### Stored data

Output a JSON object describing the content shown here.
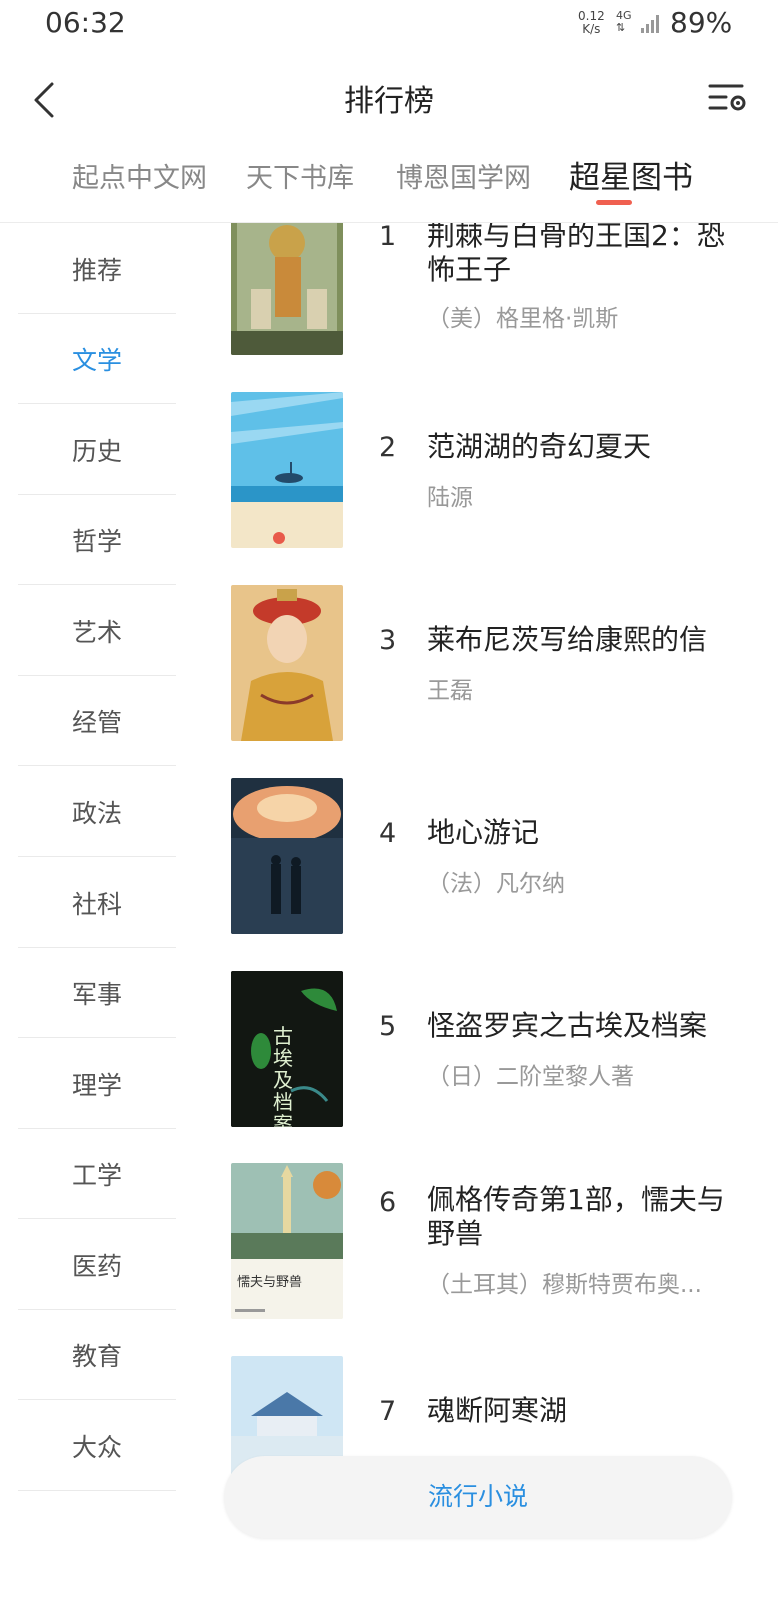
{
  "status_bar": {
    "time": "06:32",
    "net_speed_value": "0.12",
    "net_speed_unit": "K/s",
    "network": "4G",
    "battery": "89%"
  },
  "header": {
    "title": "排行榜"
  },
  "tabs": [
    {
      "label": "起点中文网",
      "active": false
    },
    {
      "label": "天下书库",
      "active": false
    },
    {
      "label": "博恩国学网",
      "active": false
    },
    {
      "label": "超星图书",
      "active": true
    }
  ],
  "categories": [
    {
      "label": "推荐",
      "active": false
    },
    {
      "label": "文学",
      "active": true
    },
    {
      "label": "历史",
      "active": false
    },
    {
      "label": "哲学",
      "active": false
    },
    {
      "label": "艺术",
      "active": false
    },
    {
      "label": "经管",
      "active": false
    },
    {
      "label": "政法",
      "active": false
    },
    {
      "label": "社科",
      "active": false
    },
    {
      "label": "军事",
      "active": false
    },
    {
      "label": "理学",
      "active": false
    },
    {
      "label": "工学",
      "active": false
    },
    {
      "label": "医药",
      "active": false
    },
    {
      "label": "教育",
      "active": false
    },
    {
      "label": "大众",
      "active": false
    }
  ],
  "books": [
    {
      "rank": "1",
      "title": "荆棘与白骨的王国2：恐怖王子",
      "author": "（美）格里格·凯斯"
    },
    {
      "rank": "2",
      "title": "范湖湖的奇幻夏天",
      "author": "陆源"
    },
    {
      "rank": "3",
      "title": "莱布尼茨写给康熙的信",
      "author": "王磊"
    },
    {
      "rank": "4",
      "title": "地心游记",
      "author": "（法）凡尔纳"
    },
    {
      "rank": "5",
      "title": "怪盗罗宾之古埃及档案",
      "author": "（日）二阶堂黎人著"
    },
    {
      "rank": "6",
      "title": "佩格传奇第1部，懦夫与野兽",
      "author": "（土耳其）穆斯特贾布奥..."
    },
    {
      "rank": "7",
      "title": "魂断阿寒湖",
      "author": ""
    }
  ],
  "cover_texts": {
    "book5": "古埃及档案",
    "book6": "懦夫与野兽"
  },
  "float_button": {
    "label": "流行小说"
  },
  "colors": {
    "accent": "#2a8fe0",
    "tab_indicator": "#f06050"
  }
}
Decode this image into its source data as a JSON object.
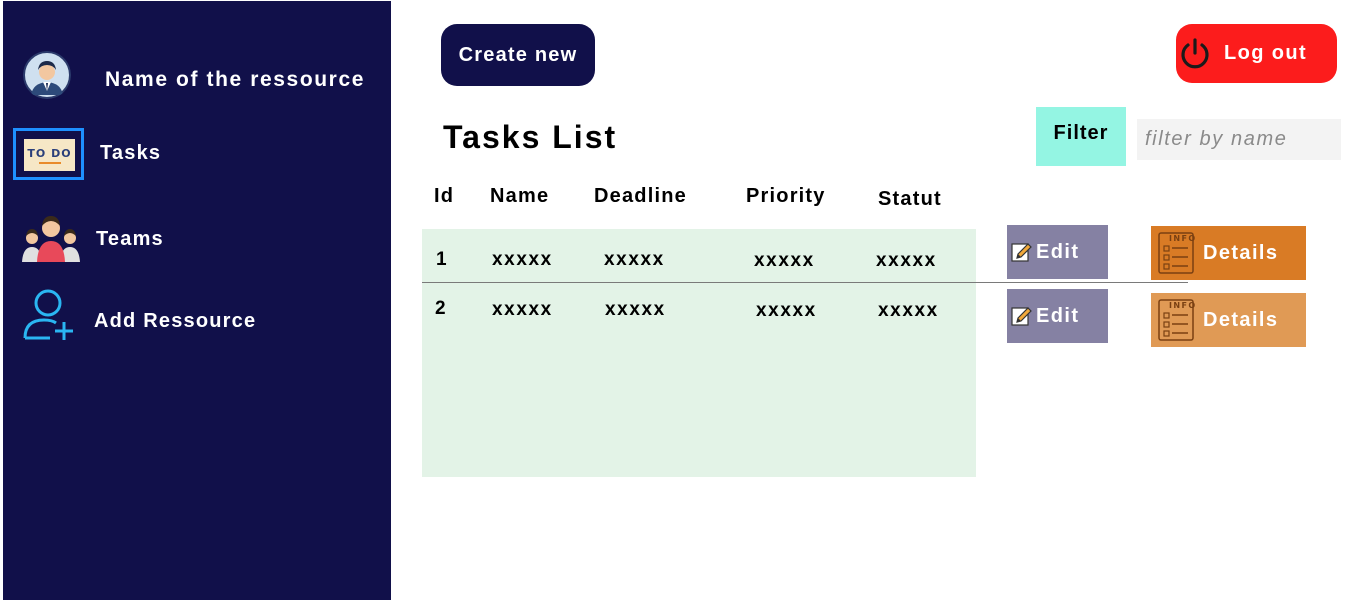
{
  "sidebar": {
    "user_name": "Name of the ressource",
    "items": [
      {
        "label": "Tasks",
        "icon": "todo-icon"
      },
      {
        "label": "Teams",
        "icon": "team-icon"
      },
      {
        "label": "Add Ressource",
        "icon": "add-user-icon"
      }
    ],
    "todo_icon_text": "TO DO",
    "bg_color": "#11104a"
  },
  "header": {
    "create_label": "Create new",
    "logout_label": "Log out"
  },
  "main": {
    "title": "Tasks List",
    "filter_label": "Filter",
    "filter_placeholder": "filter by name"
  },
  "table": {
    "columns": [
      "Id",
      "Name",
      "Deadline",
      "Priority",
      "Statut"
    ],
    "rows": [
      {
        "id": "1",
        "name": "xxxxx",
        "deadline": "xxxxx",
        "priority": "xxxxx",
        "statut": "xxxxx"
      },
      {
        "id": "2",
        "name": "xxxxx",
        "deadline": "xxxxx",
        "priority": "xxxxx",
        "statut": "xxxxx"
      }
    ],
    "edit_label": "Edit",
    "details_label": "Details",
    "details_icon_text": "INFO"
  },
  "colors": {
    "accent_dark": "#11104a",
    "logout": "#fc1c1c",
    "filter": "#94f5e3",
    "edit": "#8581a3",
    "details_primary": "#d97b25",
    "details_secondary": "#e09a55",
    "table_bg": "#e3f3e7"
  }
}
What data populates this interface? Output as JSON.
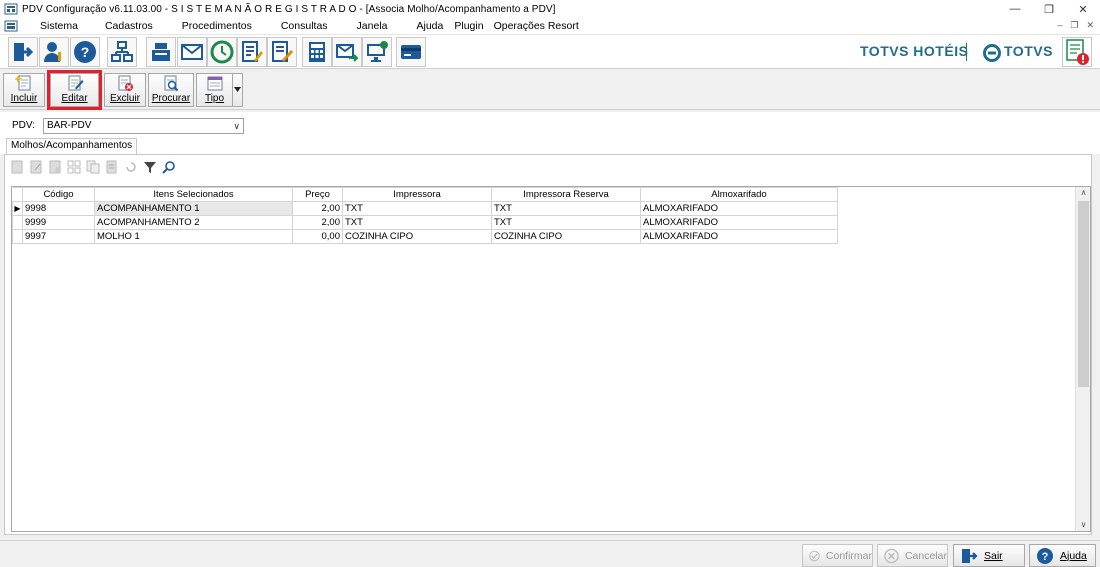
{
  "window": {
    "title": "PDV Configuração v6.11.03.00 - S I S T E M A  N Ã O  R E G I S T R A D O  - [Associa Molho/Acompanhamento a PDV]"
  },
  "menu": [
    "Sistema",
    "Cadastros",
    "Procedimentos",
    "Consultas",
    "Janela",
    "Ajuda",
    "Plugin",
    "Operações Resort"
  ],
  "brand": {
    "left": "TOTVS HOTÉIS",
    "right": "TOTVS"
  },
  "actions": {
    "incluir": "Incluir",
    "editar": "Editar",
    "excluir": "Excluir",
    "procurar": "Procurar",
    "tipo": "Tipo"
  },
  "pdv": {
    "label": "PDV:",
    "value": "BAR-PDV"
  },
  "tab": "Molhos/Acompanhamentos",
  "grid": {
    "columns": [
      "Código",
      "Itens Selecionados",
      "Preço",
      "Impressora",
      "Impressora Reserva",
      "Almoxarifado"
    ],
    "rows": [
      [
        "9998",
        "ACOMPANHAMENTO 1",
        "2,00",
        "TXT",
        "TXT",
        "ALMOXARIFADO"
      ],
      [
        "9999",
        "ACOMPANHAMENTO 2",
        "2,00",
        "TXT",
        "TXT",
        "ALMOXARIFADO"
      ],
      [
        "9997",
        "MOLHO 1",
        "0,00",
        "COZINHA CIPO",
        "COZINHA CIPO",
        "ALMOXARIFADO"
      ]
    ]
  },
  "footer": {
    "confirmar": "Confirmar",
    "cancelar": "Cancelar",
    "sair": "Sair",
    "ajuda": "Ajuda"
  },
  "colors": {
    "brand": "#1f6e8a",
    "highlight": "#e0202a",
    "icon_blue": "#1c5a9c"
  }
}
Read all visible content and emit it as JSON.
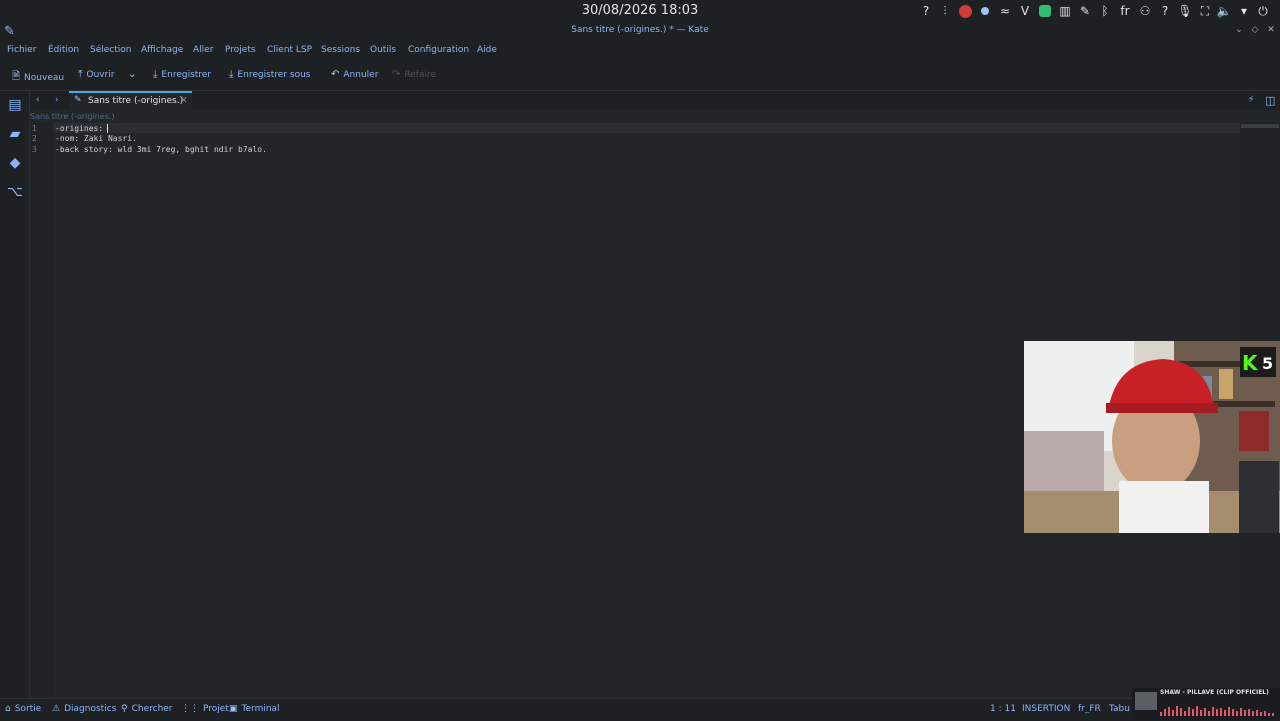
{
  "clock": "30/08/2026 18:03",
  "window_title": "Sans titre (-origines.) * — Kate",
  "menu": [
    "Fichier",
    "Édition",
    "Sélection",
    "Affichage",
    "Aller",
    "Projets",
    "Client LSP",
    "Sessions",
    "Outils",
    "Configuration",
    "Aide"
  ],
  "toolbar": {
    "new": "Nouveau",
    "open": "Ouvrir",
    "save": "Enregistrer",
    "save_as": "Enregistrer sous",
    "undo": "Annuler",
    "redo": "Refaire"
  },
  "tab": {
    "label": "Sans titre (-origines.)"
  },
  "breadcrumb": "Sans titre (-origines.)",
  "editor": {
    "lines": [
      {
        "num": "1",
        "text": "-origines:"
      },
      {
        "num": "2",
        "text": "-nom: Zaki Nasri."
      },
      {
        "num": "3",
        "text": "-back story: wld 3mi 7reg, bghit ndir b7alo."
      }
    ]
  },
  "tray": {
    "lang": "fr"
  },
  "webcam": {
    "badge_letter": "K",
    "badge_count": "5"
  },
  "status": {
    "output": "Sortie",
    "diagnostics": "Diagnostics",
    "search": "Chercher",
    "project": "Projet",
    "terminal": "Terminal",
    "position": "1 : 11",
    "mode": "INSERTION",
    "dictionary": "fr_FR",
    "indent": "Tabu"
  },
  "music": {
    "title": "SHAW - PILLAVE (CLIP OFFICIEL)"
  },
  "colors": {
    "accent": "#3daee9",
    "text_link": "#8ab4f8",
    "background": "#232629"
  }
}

### Exercise task
Copy every record character for character. Skip the pictures.

### Answer to the problem
Output a JSON object describing the content shown here.
{
  "status_bar": {
    "time": "06:32",
    "net_speed_value": "0.12",
    "net_speed_unit": "K/s",
    "network": "4G",
    "battery": "89%"
  },
  "header": {
    "title": "排行榜"
  },
  "tabs": [
    {
      "label": "起点中文网",
      "active": false
    },
    {
      "label": "天下书库",
      "active": false
    },
    {
      "label": "博恩国学网",
      "active": false
    },
    {
      "label": "超星图书",
      "active": true
    }
  ],
  "categories": [
    {
      "label": "推荐",
      "active": false
    },
    {
      "label": "文学",
      "active": true
    },
    {
      "label": "历史",
      "active": false
    },
    {
      "label": "哲学",
      "active": false
    },
    {
      "label": "艺术",
      "active": false
    },
    {
      "label": "经管",
      "active": false
    },
    {
      "label": "政法",
      "active": false
    },
    {
      "label": "社科",
      "active": false
    },
    {
      "label": "军事",
      "active": false
    },
    {
      "label": "理学",
      "active": false
    },
    {
      "label": "工学",
      "active": false
    },
    {
      "label": "医药",
      "active": false
    },
    {
      "label": "教育",
      "active": false
    },
    {
      "label": "大众",
      "active": false
    }
  ],
  "books": [
    {
      "rank": "1",
      "title": "荆棘与白骨的王国2：恐怖王子",
      "author": "（美）格里格·凯斯"
    },
    {
      "rank": "2",
      "title": "范湖湖的奇幻夏天",
      "author": "陆源"
    },
    {
      "rank": "3",
      "title": "莱布尼茨写给康熙的信",
      "author": "王磊"
    },
    {
      "rank": "4",
      "title": "地心游记",
      "author": "（法）凡尔纳"
    },
    {
      "rank": "5",
      "title": "怪盗罗宾之古埃及档案",
      "author": "（日）二阶堂黎人著"
    },
    {
      "rank": "6",
      "title": "佩格传奇第1部，懦夫与野兽",
      "author": "（土耳其）穆斯特贾布奥..."
    },
    {
      "rank": "7",
      "title": "魂断阿寒湖",
      "author": ""
    }
  ],
  "cover_texts": {
    "book5": "古埃及档案",
    "book6": "懦夫与野兽"
  },
  "float_button": {
    "label": "流行小说"
  },
  "colors": {
    "accent": "#2a8fe0",
    "tab_indicator": "#f06050"
  }
}
Decode this image into its source data as a JSON object.
{
  "sidebar": {
    "user_name": "Name of the ressource",
    "items": [
      {
        "label": "Tasks",
        "icon": "todo-icon"
      },
      {
        "label": "Teams",
        "icon": "team-icon"
      },
      {
        "label": "Add Ressource",
        "icon": "add-user-icon"
      }
    ],
    "todo_icon_text": "TO DO",
    "bg_color": "#11104a"
  },
  "header": {
    "create_label": "Create new",
    "logout_label": "Log out"
  },
  "main": {
    "title": "Tasks List",
    "filter_label": "Filter",
    "filter_placeholder": "filter by name"
  },
  "table": {
    "columns": [
      "Id",
      "Name",
      "Deadline",
      "Priority",
      "Statut"
    ],
    "rows": [
      {
        "id": "1",
        "name": "xxxxx",
        "deadline": "xxxxx",
        "priority": "xxxxx",
        "statut": "xxxxx"
      },
      {
        "id": "2",
        "name": "xxxxx",
        "deadline": "xxxxx",
        "priority": "xxxxx",
        "statut": "xxxxx"
      }
    ],
    "edit_label": "Edit",
    "details_label": "Details",
    "details_icon_text": "INFO"
  },
  "colors": {
    "accent_dark": "#11104a",
    "logout": "#fc1c1c",
    "filter": "#94f5e3",
    "edit": "#8581a3",
    "details_primary": "#d97b25",
    "details_secondary": "#e09a55",
    "table_bg": "#e3f3e7"
  }
}
What data populates this interface? Output as JSON.
{
  "window": {
    "title": "PDV Configuração v6.11.03.00 - S I S T E M A  N Ã O  R E G I S T R A D O  - [Associa Molho/Acompanhamento a PDV]"
  },
  "menu": [
    "Sistema",
    "Cadastros",
    "Procedimentos",
    "Consultas",
    "Janela",
    "Ajuda",
    "Plugin",
    "Operações Resort"
  ],
  "brand": {
    "left": "TOTVS HOTÉIS",
    "right": "TOTVS"
  },
  "actions": {
    "incluir": "Incluir",
    "editar": "Editar",
    "excluir": "Excluir",
    "procurar": "Procurar",
    "tipo": "Tipo"
  },
  "pdv": {
    "label": "PDV:",
    "value": "BAR-PDV"
  },
  "tab": "Molhos/Acompanhamentos",
  "grid": {
    "columns": [
      "Código",
      "Itens Selecionados",
      "Preço",
      "Impressora",
      "Impressora Reserva",
      "Almoxarifado"
    ],
    "rows": [
      [
        "9998",
        "ACOMPANHAMENTO 1",
        "2,00",
        "TXT",
        "TXT",
        "ALMOXARIFADO"
      ],
      [
        "9999",
        "ACOMPANHAMENTO 2",
        "2,00",
        "TXT",
        "TXT",
        "ALMOXARIFADO"
      ],
      [
        "9997",
        "MOLHO 1",
        "0,00",
        "COZINHA CIPO",
        "COZINHA CIPO",
        "ALMOXARIFADO"
      ]
    ]
  },
  "footer": {
    "confirmar": "Confirmar",
    "cancelar": "Cancelar",
    "sair": "Sair",
    "ajuda": "Ajuda"
  },
  "colors": {
    "brand": "#1f6e8a",
    "highlight": "#e0202a",
    "icon_blue": "#1c5a9c"
  }
}
Read all visible content and emit it as JSON.
{
  "clock": "30/08/2026 18:03",
  "window_title": "Sans titre (-origines.) * — Kate",
  "menu": [
    "Fichier",
    "Édition",
    "Sélection",
    "Affichage",
    "Aller",
    "Projets",
    "Client LSP",
    "Sessions",
    "Outils",
    "Configuration",
    "Aide"
  ],
  "toolbar": {
    "new": "Nouveau",
    "open": "Ouvrir",
    "save": "Enregistrer",
    "save_as": "Enregistrer sous",
    "undo": "Annuler",
    "redo": "Refaire"
  },
  "tab": {
    "label": "Sans titre (-origines.)"
  },
  "breadcrumb": "Sans titre (-origines.)",
  "editor": {
    "lines": [
      {
        "num": "1",
        "text": "-origines:"
      },
      {
        "num": "2",
        "text": "-nom: Zaki Nasri."
      },
      {
        "num": "3",
        "text": "-back story: wld 3mi 7reg, bghit ndir b7alo."
      }
    ]
  },
  "tray": {
    "lang": "fr"
  },
  "webcam": {
    "badge_letter": "K",
    "badge_count": "5"
  },
  "status": {
    "output": "Sortie",
    "diagnostics": "Diagnostics",
    "search": "Chercher",
    "project": "Projet",
    "terminal": "Terminal",
    "position": "1 : 11",
    "mode": "INSERTION",
    "dictionary": "fr_FR",
    "indent": "Tabu"
  },
  "music": {
    "title": "SHAW - PILLAVE (CLIP OFFICIEL)"
  },
  "colors": {
    "accent": "#3daee9",
    "text_link": "#8ab4f8",
    "background": "#232629"
  }
}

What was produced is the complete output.